* [Task details]:
From the records below, print word for word the part that opens with the line containing "text-segment: Toutefois, pour" and closes with the line containing "paragraph-intro — [26, 72, 783, 139]", both of those lines included.

* [Supplied data]:
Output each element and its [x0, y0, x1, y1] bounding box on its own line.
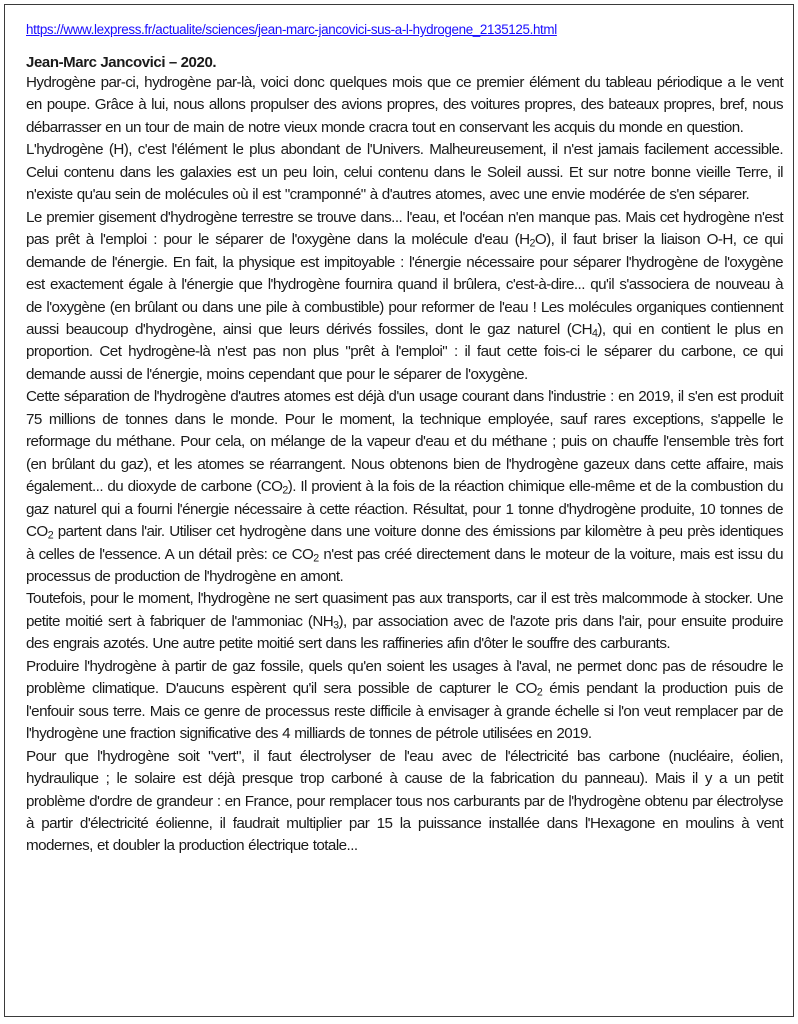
text-segment: Toutefois, pour le moment, l'hydrogène ne sert quasiment pas aux transports, car il est très malcommode à stocker. Une petite moitié sert à fabriquer de l'ammoniac (NH — [26, 590, 783, 630]
subscript: 2 — [529, 237, 535, 250]
document-title: Jean-Marc Jancovici – 2020. — [26, 54, 217, 71]
paragraph-intro — [26, 72, 783, 139]
text-segment: ). Il provient à la fois de la réaction chimique elle-même et de la combustion du gaz naturel qui a fourni l'énergie nécessaire à cette réaction. Résultat, pour 1 tonne d'hydrogène produite, 10 tonnes de CO — [26, 478, 783, 541]
paragraph-climate-problem — [26, 656, 783, 746]
text-segment: Cette séparation de l'hydrogène d'autres atomes est déjà d'un usage courant dans l'industrie : en 2019, il s'en est produit 75 millions de tonnes dans le monde. Pour le moment, la technique employée, sauf rares exceptions, s'appelle le reformage du méthane. Pour cela, on mélange de la vapeur d'eau et du méthane ; puis on chauffe l'ensemble très fort (en brûlant du gaz), et les atomes se réarrangent. Nous obtenons bien de l'hydrogène gazeux dans cette affaire, mais également... du dioxyde de carbone (CO — [26, 388, 783, 496]
paragraph-methane-reforming — [26, 386, 783, 588]
subscript: 3 — [333, 619, 339, 632]
document-frame — [4, 4, 794, 1017]
subscript: 2 — [47, 529, 54, 542]
subscript: 2 — [313, 552, 319, 565]
text-segment: partent dans l'air. Utiliser cet hydrogène dans une voiture donne des émissions par kilomètre à peu près identiques à celles de l'essence. A un détail près: ce CO — [26, 523, 783, 563]
text-segment: émis pendant la production puis de l'enfouir sous terre. Mais ce genre de processus reste difficile à envisager à grande échelle si l'on veut remplacer par de l'hydrogène une fraction significative des 4 milliards de tonnes de pétrole utilisées en 2019. — [26, 680, 783, 743]
text-segment: Hydrogène par-ci, hydrogène par-là, voici donc quelques mois que ce premier élément du tableau périodique a le vent en poupe. Grâce à lui, nous allons propulser des avions propres, des voitures propres, des bateaux propres, bref, nous débarrasser en un tour de main de notre vieux monde cracra tout en conservant les acquis du monde en question. — [26, 74, 783, 136]
subscript: 2 — [282, 484, 288, 497]
text-segment: O), il faut briser la liaison O-H, ce qui demande de l'énergie. En fait, la physique est impitoyable : l'énergie nécessaire pour séparer l'hydrogène de l'oxygène est exactement égale à l'énergie que l'hydrogène fournira quand il brûlera, c'est-à-dire... qu'il s'associera de nouveau à de l'oxygène (en brûlant ou dans une pile à combustible) pour reformer de l'eau ! Les molécules organiques contiennent aussi beaucoup d'hydrogène, ainsi que leurs dérivés fossiles, dont le gaz naturel (CH — [26, 231, 783, 338]
paragraph-green-hydrogen — [26, 746, 783, 858]
text-segment: Le premier gisement d'hydrogène terrestre se trouve dans... l'eau, et l'océan n'en manque pas. Mais cet hydrogène n'est pas prêt à l'emploi : pour le séparer de l'oxygène dans la molécule d'eau (H — [26, 208, 783, 249]
text-segment: Produire l'hydrogène à partir de gaz fossile, quels qu'en soient les usages à l'aval, ne permet donc pas de résoudre le problème climatique. D'aucuns espèrent qu'il sera possible de capturer le CO — [26, 657, 783, 698]
subscript: 4 — [592, 327, 598, 340]
text-segment: Pour que l'hydrogène soit "vert", il faut électrolyser de l'eau avec de l'électricité bas carbone (nucléaire, éolien, hydraulique ; le solaire est déjà presque trop carboné à cause de la fabrication du panneau). Mais il y a un petit problème d'ordre de grandeur : en France, pour remplacer tous nos carburants par de l'hydrogène obtenu par électrolyse à partir d'électricité éolienne, il faudrait multiplier par 15 la puissance installée dans l'Hexagone en moulins à vent modernes, et doubler la production électrique totale... — [26, 747, 783, 855]
subscript: 2 — [536, 686, 543, 699]
source-url-link[interactable]: https://www.lexpress.fr/actualite/sciences/jean-marc-jancovici-sus-a-l-hydrogene_2135125.html — [26, 22, 557, 37]
paragraph-water-source — [26, 207, 783, 387]
document-content — [26, 20, 783, 858]
paragraph-current-uses — [26, 588, 783, 655]
text-segment: ), par association avec de l'azote pris dans l'air, pour ensuite produire des engrais azotés. Une autre petite moitié sert dans les raffineries afin d'ôter le souffre des carburants. — [26, 612, 783, 653]
text-segment: ), qui en contient le plus en proportion. Cet hydrogène-là n'est pas non plus "prêt à l'emploi" : il faut cette fois-ci le séparer du carbone, ce qui demande aussi de l'énergie, moins cependant que pour le séparer de l'oxygène. — [26, 320, 783, 383]
text-segment: n'est pas créé directement dans le moteur de la voiture, mais est issu du processus de production de l'hydrogène en amont. — [26, 545, 783, 585]
paragraph-hydrogen-abundance — [26, 139, 783, 206]
text-segment: L'hydrogène (H), c'est l'élément le plus abondant de l'Univers. Malheureusement, il n'est jamais facilement accessible. Celui contenu dans les galaxies est un peu loin, celui contenu dans le Soleil aussi. Et sur notre bonne vieille Terre, il n'existe qu'au sein de molécules où il est "cramponné" à d'autres atomes, avec une envie modérée de s'en séparer. — [26, 141, 783, 204]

* [Response to the task]:
text-segment: Toutefois, pour le moment, l'hydrogène ne sert quasiment pas aux transports, car il est très malcommode à stocker. Une petite moitié sert à fabriquer de l'ammoniac (NH — [26, 590, 783, 630]
subscript: 2 — [529, 237, 535, 250]
document-title: Jean-Marc Jancovici – 2020. — [26, 54, 217, 71]
paragraph-intro — [26, 72, 783, 139]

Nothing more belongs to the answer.